<<<<
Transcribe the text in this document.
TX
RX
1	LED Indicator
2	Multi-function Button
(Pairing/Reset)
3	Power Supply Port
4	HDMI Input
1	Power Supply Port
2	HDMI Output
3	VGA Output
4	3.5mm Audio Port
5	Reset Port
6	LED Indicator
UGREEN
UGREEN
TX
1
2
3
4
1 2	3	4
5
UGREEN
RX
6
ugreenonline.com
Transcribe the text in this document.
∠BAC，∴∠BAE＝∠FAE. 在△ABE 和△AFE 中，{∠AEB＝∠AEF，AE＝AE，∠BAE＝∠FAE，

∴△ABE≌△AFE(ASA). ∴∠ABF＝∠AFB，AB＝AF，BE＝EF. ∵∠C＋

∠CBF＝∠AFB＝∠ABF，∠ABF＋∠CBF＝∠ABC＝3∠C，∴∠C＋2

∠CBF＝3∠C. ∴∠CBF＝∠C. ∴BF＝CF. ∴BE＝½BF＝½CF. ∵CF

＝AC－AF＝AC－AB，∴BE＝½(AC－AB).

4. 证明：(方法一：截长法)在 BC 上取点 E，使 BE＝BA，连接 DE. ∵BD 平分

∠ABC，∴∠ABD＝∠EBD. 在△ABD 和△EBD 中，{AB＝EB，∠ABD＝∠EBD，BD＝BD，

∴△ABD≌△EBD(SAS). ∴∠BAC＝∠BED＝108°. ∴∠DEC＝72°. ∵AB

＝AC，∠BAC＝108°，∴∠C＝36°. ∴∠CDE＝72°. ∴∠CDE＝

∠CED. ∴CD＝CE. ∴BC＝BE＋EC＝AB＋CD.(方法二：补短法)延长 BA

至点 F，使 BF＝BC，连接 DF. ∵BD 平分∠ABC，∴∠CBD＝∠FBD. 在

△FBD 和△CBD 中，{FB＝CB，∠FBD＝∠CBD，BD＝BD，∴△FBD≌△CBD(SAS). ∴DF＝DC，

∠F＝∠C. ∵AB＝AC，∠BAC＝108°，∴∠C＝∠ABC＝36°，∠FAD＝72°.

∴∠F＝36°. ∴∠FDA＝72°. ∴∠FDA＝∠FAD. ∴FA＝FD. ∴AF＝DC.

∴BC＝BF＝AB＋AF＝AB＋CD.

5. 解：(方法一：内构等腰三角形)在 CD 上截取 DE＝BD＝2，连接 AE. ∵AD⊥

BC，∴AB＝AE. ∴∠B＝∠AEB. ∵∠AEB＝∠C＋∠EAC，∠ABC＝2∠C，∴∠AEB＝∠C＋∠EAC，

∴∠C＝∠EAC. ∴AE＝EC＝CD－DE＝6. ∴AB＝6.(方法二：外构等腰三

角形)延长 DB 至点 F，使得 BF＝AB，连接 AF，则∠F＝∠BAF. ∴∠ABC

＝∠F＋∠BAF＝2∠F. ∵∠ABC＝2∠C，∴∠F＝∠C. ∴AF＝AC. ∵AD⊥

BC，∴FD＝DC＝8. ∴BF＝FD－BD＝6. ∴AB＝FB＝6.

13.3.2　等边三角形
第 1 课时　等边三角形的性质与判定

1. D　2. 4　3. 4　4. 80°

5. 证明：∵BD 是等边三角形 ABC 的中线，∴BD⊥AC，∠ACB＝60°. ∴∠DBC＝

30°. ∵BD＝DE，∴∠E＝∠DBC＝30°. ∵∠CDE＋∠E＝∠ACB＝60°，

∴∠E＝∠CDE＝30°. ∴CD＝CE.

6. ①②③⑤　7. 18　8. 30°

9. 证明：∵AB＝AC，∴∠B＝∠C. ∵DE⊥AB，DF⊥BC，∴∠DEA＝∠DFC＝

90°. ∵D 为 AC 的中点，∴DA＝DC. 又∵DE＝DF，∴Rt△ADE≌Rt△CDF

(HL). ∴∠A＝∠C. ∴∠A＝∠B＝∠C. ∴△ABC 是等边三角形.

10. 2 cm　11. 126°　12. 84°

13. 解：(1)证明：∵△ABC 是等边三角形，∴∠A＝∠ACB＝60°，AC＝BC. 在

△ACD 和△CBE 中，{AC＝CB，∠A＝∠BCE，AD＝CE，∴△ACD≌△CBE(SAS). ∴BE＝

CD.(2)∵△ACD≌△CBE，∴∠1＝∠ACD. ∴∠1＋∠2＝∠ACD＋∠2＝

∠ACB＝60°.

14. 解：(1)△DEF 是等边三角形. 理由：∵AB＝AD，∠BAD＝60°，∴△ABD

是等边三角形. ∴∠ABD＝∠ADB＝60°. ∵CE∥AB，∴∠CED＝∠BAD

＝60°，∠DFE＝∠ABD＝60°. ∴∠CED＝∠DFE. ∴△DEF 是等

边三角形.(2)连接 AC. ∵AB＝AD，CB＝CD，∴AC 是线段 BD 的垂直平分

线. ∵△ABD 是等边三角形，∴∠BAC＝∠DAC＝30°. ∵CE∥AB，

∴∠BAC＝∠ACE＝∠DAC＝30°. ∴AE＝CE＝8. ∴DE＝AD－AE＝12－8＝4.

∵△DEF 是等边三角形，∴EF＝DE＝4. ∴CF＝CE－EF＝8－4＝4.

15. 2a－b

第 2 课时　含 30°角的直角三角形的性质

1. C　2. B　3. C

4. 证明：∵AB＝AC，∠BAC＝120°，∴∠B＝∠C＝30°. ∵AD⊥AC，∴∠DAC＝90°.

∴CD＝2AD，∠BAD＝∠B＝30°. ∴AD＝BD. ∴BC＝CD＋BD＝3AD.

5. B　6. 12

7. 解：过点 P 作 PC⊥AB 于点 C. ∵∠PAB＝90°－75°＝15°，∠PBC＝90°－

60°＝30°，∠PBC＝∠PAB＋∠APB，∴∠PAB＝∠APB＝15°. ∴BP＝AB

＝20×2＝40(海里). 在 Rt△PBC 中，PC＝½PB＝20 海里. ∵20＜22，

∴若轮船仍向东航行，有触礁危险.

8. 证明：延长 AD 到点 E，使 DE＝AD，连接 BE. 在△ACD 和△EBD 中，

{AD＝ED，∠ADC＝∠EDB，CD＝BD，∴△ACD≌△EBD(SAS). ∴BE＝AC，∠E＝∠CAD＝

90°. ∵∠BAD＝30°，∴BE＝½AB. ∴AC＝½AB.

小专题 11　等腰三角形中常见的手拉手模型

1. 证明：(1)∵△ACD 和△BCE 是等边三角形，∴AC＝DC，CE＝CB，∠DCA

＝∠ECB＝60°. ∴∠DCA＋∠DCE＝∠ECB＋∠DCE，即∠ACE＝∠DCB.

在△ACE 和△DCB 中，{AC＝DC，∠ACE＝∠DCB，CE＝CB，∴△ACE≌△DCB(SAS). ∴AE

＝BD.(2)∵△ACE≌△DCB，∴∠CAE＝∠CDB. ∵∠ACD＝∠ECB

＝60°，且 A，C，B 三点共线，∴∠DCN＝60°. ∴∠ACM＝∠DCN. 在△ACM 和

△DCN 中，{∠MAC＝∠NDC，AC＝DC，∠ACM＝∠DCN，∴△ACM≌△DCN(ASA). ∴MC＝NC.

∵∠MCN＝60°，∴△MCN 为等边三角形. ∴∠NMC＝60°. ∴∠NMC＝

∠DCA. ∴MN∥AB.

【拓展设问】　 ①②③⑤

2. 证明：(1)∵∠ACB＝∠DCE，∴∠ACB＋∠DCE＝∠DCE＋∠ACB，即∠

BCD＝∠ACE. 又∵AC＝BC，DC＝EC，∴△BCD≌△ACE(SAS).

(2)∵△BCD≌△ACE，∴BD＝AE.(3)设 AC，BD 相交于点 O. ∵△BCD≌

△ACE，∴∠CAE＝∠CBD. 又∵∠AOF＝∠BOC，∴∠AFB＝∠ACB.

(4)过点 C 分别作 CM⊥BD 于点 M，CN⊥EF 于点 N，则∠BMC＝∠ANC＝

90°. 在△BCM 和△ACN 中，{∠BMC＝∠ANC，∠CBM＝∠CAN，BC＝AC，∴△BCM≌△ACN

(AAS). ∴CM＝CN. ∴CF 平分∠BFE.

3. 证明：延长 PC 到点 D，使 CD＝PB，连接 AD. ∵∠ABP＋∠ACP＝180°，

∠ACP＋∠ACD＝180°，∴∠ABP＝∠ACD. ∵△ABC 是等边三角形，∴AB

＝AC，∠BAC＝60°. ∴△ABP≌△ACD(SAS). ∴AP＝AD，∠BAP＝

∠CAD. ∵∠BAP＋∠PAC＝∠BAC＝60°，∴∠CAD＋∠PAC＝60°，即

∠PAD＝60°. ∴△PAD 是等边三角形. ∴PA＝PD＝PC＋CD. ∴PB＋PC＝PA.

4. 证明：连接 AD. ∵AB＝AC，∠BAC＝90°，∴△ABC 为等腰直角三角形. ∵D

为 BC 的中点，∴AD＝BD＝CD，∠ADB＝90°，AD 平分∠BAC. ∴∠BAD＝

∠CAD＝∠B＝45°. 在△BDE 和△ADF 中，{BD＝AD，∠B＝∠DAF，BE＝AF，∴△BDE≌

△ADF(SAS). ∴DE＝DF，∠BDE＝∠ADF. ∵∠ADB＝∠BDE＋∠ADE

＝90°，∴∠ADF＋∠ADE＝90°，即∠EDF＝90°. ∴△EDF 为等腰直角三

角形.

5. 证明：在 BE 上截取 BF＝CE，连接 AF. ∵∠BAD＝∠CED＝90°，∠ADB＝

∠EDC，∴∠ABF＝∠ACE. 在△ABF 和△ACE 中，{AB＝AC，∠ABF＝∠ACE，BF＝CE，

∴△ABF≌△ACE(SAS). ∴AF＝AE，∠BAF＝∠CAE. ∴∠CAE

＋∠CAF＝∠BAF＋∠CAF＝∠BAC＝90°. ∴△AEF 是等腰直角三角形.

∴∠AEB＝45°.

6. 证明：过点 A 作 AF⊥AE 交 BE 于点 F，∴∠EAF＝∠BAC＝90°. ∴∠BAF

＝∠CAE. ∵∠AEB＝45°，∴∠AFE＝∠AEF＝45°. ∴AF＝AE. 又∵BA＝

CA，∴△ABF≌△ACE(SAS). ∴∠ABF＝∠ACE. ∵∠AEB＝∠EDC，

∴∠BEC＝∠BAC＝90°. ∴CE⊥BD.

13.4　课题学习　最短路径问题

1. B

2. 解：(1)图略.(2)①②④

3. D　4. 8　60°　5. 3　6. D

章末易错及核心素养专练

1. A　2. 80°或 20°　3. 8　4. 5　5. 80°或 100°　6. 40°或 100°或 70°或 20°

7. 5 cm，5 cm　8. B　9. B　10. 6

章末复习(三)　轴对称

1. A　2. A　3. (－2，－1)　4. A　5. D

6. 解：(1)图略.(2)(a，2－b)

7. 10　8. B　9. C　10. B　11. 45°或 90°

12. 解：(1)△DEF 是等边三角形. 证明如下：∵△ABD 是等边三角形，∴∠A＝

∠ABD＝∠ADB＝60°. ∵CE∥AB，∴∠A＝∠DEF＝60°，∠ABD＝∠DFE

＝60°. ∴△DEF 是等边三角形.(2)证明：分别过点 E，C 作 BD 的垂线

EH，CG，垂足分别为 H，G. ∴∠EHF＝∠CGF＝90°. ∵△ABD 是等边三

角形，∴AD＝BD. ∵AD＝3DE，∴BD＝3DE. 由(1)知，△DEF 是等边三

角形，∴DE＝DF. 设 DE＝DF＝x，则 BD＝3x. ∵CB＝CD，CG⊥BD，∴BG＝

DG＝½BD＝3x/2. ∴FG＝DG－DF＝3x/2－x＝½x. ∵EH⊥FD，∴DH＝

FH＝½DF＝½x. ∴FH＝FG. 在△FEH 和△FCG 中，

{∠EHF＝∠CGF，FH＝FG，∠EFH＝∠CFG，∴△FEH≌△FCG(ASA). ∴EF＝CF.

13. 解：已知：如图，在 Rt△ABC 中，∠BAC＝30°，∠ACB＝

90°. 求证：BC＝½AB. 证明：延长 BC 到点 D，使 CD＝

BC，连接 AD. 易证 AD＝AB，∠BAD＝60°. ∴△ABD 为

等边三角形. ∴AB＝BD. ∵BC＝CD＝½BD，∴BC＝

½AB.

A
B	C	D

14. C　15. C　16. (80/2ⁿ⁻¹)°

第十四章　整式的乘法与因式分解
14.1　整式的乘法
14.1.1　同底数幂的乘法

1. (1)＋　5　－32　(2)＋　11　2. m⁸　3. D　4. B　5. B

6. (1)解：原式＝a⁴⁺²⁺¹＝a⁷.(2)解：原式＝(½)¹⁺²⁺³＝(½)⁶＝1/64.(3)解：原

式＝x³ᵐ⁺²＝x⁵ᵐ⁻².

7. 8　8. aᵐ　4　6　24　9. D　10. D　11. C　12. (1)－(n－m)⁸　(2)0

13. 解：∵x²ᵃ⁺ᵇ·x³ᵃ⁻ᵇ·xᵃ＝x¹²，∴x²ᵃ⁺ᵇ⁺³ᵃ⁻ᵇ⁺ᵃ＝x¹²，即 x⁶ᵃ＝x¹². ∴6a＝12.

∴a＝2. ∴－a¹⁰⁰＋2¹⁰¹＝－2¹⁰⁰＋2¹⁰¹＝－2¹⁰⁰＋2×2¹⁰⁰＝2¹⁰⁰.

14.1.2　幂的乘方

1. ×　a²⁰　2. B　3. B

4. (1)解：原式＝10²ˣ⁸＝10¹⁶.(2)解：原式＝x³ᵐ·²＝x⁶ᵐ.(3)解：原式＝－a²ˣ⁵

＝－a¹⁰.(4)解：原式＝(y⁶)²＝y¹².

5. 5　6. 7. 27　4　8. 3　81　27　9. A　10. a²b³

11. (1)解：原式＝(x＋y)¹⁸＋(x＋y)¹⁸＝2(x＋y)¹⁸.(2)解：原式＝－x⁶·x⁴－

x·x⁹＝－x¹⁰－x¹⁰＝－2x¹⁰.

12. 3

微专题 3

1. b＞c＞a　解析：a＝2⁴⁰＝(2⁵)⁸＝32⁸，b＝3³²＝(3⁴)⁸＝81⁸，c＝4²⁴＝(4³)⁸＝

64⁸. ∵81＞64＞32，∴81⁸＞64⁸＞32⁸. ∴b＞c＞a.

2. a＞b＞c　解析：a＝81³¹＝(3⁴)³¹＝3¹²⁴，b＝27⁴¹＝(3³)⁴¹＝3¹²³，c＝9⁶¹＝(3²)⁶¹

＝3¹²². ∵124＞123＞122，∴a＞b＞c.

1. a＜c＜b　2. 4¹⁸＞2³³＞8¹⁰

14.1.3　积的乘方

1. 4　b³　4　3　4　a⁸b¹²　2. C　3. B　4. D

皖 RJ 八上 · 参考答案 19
>>>>
- **GOAL**
Report each line in the data that holds the word "Supply".

- **SOLUTION**
3	Power Supply Port
1	Power Supply Port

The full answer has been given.